Your instructions — Reproduce each line that includes the word "Authenticator".

Given data —
* begin *
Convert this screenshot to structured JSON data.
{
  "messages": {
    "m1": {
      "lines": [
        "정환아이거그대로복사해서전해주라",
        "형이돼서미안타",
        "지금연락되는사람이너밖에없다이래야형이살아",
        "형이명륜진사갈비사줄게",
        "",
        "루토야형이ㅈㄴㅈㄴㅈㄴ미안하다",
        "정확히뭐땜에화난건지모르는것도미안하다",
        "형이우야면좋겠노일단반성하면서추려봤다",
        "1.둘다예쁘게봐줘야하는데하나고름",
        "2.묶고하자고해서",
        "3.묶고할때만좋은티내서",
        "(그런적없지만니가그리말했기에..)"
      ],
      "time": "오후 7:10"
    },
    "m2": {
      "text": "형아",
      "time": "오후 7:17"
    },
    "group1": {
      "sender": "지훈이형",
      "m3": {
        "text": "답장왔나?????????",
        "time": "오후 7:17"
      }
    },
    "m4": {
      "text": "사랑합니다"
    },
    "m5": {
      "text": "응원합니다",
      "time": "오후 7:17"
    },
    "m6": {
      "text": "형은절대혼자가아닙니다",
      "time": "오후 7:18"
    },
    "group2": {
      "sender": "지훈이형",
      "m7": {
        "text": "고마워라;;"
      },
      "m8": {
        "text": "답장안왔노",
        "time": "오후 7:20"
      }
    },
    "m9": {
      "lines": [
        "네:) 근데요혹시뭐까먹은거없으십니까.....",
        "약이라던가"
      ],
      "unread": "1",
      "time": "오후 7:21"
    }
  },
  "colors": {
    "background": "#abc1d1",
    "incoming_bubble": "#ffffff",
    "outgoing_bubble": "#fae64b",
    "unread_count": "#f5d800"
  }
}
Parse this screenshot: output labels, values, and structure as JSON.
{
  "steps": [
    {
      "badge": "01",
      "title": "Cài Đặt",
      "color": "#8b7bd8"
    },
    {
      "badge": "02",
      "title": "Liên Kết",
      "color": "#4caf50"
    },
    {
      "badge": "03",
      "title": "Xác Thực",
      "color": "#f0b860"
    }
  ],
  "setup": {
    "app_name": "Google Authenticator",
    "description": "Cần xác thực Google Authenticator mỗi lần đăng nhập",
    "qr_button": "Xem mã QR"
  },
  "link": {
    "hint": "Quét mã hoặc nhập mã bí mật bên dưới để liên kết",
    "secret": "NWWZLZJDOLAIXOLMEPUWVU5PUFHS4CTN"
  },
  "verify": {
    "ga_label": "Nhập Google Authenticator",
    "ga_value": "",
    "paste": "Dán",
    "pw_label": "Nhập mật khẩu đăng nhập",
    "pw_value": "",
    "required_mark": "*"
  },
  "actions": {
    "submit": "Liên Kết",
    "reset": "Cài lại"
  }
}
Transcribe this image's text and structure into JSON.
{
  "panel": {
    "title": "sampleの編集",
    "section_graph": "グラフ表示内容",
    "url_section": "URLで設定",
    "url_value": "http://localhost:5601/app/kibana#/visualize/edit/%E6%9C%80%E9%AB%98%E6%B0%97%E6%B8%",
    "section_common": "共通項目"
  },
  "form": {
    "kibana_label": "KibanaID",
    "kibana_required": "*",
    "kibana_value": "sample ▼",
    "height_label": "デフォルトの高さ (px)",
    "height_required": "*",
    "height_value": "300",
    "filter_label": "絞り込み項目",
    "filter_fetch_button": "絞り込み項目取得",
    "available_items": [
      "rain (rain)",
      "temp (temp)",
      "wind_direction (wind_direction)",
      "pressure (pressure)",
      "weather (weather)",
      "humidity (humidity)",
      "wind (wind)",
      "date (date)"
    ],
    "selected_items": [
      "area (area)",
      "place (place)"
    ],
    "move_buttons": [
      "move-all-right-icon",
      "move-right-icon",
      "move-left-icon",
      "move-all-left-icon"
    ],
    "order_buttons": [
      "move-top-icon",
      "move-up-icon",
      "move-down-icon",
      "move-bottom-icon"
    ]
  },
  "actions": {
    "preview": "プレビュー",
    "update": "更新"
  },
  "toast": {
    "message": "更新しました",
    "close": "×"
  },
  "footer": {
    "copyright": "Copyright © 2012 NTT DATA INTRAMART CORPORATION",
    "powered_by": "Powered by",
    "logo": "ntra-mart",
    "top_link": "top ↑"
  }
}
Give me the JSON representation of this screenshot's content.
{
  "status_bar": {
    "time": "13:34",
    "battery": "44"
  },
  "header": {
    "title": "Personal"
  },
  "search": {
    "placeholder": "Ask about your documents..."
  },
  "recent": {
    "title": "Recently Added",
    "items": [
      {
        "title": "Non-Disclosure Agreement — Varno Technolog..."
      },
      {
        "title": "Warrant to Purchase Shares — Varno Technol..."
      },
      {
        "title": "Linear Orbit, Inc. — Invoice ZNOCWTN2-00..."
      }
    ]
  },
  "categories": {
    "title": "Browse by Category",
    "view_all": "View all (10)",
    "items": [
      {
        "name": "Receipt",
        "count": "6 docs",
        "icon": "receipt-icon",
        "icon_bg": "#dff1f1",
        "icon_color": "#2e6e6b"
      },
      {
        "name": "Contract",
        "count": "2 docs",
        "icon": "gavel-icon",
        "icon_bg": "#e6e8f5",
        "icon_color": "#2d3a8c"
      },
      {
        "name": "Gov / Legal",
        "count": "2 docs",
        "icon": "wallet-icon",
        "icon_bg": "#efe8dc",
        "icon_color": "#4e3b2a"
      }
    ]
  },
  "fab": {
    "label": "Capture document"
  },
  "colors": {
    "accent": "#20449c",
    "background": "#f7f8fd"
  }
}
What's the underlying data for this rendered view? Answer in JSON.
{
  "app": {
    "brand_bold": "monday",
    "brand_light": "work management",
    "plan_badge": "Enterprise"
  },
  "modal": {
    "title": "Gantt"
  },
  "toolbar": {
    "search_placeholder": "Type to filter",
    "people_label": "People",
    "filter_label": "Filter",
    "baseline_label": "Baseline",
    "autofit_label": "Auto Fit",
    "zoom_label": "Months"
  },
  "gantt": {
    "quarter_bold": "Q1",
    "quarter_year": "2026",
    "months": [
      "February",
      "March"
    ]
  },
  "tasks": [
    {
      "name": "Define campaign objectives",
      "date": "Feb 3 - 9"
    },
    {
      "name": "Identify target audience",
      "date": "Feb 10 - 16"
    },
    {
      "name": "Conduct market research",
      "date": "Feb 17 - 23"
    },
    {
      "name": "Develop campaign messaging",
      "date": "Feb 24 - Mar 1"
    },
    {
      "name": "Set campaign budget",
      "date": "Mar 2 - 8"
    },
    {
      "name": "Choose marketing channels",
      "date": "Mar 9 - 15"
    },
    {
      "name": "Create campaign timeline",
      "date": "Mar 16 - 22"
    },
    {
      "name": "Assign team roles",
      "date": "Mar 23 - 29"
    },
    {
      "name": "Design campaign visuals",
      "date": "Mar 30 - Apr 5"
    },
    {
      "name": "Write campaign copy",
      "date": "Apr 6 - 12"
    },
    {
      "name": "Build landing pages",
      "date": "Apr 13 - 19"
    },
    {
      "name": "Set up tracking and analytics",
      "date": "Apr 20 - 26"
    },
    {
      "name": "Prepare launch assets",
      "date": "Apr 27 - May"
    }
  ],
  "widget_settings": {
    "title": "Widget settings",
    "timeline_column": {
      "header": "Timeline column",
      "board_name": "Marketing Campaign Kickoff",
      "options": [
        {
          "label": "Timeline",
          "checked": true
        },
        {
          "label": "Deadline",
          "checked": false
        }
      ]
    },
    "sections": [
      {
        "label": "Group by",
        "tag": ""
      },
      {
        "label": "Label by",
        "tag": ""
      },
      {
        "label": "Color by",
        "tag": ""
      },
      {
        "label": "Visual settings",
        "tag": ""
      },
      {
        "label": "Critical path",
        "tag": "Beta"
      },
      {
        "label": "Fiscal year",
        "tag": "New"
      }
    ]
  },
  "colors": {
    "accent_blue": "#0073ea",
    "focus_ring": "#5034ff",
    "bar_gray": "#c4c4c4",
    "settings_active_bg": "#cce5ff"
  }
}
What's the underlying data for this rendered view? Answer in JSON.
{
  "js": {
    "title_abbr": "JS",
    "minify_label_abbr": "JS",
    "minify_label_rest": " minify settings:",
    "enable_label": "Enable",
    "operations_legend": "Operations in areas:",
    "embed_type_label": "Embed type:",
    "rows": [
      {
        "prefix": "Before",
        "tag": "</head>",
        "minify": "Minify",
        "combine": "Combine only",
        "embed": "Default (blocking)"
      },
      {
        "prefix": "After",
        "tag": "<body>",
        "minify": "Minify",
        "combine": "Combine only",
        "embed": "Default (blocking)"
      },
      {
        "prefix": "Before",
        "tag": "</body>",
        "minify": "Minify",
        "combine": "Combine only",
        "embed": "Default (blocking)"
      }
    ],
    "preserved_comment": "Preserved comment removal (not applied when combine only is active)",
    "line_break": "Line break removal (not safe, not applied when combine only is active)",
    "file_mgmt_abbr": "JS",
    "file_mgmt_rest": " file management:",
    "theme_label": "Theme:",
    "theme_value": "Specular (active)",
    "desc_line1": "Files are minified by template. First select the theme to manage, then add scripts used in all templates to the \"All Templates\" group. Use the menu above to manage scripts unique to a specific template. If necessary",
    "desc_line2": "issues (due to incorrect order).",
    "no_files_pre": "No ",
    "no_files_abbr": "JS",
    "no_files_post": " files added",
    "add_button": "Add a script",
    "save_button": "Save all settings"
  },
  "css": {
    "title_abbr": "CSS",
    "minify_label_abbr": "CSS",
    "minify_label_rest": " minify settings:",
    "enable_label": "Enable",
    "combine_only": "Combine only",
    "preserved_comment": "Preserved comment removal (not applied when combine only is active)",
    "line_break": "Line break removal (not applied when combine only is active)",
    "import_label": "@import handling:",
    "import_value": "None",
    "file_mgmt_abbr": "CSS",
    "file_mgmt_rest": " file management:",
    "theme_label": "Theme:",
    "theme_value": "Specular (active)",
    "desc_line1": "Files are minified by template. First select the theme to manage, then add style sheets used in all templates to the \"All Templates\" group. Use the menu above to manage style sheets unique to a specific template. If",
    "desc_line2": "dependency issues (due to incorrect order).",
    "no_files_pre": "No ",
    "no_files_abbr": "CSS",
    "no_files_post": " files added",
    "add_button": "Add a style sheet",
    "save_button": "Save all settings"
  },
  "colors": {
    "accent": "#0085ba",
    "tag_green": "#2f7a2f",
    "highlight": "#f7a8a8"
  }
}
* end *
Output for this task —
    "app_name": "Google Authenticator",
    "description": "Cần xác thực Google Authenticator mỗi lần đăng nhập",
    "ga_label": "Nhập Google Authenticator",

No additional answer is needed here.